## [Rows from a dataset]
==================================================

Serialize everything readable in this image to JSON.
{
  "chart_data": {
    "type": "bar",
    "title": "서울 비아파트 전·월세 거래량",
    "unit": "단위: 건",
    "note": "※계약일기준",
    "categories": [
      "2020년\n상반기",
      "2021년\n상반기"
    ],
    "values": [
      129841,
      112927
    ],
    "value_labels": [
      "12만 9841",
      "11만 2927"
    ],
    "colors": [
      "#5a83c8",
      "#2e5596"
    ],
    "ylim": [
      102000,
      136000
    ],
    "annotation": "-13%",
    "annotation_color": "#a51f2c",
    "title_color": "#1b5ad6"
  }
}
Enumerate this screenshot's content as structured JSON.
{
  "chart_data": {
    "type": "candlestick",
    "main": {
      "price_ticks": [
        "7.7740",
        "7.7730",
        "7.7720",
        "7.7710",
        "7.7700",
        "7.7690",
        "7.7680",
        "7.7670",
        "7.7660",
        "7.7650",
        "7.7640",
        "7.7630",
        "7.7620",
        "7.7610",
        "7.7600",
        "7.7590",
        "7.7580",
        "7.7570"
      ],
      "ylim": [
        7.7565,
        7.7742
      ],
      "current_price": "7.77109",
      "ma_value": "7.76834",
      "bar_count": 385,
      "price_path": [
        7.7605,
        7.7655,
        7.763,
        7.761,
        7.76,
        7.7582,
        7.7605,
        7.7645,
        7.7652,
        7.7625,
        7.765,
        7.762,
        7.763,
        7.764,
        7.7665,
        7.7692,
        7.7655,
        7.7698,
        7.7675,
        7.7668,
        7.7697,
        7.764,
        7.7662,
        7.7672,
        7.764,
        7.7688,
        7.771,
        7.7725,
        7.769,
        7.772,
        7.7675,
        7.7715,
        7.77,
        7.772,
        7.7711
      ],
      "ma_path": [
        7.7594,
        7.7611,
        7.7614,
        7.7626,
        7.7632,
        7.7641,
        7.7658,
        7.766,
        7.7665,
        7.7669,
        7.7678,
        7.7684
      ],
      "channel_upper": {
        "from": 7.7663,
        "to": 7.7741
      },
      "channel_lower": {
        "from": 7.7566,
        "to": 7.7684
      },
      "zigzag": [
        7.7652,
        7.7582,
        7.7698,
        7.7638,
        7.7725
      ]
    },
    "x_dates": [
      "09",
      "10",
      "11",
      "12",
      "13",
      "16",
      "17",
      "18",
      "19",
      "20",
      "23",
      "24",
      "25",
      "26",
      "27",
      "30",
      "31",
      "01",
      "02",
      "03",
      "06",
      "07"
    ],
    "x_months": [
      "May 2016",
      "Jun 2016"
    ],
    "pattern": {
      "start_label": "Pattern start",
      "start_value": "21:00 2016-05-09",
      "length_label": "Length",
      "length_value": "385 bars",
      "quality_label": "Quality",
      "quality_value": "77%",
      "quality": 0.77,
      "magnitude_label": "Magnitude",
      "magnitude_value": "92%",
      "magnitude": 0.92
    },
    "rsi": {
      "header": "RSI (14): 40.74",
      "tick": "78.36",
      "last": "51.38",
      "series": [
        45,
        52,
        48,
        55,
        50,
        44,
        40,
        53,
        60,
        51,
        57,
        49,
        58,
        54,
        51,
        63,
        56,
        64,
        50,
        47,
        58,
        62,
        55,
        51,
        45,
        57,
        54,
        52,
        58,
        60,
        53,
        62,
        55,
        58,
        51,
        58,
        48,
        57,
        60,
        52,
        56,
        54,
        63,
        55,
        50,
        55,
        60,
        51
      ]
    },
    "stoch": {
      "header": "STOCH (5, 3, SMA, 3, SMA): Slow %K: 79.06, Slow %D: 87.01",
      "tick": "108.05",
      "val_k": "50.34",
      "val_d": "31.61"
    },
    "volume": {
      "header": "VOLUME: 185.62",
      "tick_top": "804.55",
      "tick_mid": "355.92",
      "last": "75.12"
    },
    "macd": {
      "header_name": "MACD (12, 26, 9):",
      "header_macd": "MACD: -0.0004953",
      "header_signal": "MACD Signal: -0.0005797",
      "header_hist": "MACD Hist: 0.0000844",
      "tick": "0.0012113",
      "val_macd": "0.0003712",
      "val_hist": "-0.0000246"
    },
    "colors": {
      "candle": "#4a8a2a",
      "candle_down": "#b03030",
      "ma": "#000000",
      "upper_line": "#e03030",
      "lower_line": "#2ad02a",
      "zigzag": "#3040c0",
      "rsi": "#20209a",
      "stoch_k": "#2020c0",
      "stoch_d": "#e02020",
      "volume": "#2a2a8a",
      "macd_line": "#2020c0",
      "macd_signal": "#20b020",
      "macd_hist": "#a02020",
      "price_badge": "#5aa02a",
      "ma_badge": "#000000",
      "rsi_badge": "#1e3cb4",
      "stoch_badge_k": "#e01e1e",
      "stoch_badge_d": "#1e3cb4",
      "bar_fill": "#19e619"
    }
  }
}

==================================================

## [DIRECTIONS]
Restate the data above exactly, keeping each word as it stands.

## [SOLUTION TO THE EXERCISE]
Serialize everything readable in this image to JSON.
{
  "chart_data": {
    "type": "bar",
    "title": "서울 비아파트 전·월세 거래량",
    "unit": "단위: 건",
    "note": "※계약일기준",
    "categories": [
      "2020년\n상반기",
      "2021년\n상반기"
    ],
    "values": [
      129841,
      112927
    ],
    "value_labels": [
      "12만 9841",
      "11만 2927"
    ],
    "colors": [
      "#5a83c8",
      "#2e5596"
    ],
    "ylim": [
      102000,
      136000
    ],
    "annotation": "-13%",
    "annotation_color": "#a51f2c",
    "title_color": "#1b5ad6"
  }
}
Enumerate this screenshot's content as structured JSON.
{
  "chart_data": {
    "type": "candlestick",
    "main": {
      "price_ticks": [
        "7.7740",
        "7.7730",
        "7.7720",
        "7.7710",
        "7.7700",
        "7.7690",
        "7.7680",
        "7.7670",
        "7.7660",
        "7.7650",
        "7.7640",
        "7.7630",
        "7.7620",
        "7.7610",
        "7.7600",
        "7.7590",
        "7.7580",
        "7.7570"
      ],
      "ylim": [
        7.7565,
        7.7742
      ],
      "current_price": "7.77109",
      "ma_value": "7.76834",
      "bar_count": 385,
      "price_path": [
        7.7605,
        7.7655,
        7.763,
        7.761,
        7.76,
        7.7582,
        7.7605,
        7.7645,
        7.7652,
        7.7625,
        7.765,
        7.762,
        7.763,
        7.764,
        7.7665,
        7.7692,
        7.7655,
        7.7698,
        7.7675,
        7.7668,
        7.7697,
        7.764,
        7.7662,
        7.7672,
        7.764,
        7.7688,
        7.771,
        7.7725,
        7.769,
        7.772,
        7.7675,
        7.7715,
        7.77,
        7.772,
        7.7711
      ],
      "ma_path": [
        7.7594,
        7.7611,
        7.7614,
        7.7626,
        7.7632,
        7.7641,
        7.7658,
        7.766,
        7.7665,
        7.7669,
        7.7678,
        7.7684
      ],
      "channel_upper": {
        "from": 7.7663,
        "to": 7.7741
      },
      "channel_lower": {
        "from": 7.7566,
        "to": 7.7684
      },
      "zigzag": [
        7.7652,
        7.7582,
        7.7698,
        7.7638,
        7.7725
      ]
    },
    "x_dates": [
      "09",
      "10",
      "11",
      "12",
      "13",
      "16",
      "17",
      "18",
      "19",
      "20",
      "23",
      "24",
      "25",
      "26",
      "27",
      "30",
      "31",
      "01",
      "02",
      "03",
      "06",
      "07"
    ],
    "x_months": [
      "May 2016",
      "Jun 2016"
    ],
    "pattern": {
      "start_label": "Pattern start",
      "start_value": "21:00 2016-05-09",
      "length_label": "Length",
      "length_value": "385 bars",
      "quality_label": "Quality",
      "quality_value": "77%",
      "quality": 0.77,
      "magnitude_label": "Magnitude",
      "magnitude_value": "92%",
      "magnitude": 0.92
    },
    "rsi": {
      "header": "RSI (14): 40.74",
      "tick": "78.36",
      "last": "51.38",
      "series": [
        45,
        52,
        48,
        55,
        50,
        44,
        40,
        53,
        60,
        51,
        57,
        49,
        58,
        54,
        51,
        63,
        56,
        64,
        50,
        47,
        58,
        62,
        55,
        51,
        45,
        57,
        54,
        52,
        58,
        60,
        53,
        62,
        55,
        58,
        51,
        58,
        48,
        57,
        60,
        52,
        56,
        54,
        63,
        55,
        50,
        55,
        60,
        51
      ]
    },
    "stoch": {
      "header": "STOCH (5, 3, SMA, 3, SMA): Slow %K: 79.06, Slow %D: 87.01",
      "tick": "108.05",
      "val_k": "50.34",
      "val_d": "31.61"
    },
    "volume": {
      "header": "VOLUME: 185.62",
      "tick_top": "804.55",
      "tick_mid": "355.92",
      "last": "75.12"
    },
    "macd": {
      "header_name": "MACD (12, 26, 9):",
      "header_macd": "MACD: -0.0004953",
      "header_signal": "MACD Signal: -0.0005797",
      "header_hist": "MACD Hist: 0.0000844",
      "tick": "0.0012113",
      "val_macd": "0.0003712",
      "val_hist": "-0.0000246"
    },
    "colors": {
      "candle": "#4a8a2a",
      "candle_down": "#b03030",
      "ma": "#000000",
      "upper_line": "#e03030",
      "lower_line": "#2ad02a",
      "zigzag": "#3040c0",
      "rsi": "#20209a",
      "stoch_k": "#2020c0",
      "stoch_d": "#e02020",
      "volume": "#2a2a8a",
      "macd_line": "#2020c0",
      "macd_signal": "#20b020",
      "macd_hist": "#a02020",
      "price_badge": "#5aa02a",
      "ma_badge": "#000000",
      "rsi_badge": "#1e3cb4",
      "stoch_badge_k": "#e01e1e",
      "stoch_badge_d": "#1e3cb4",
      "bar_fill": "#19e619"
    }
  }
}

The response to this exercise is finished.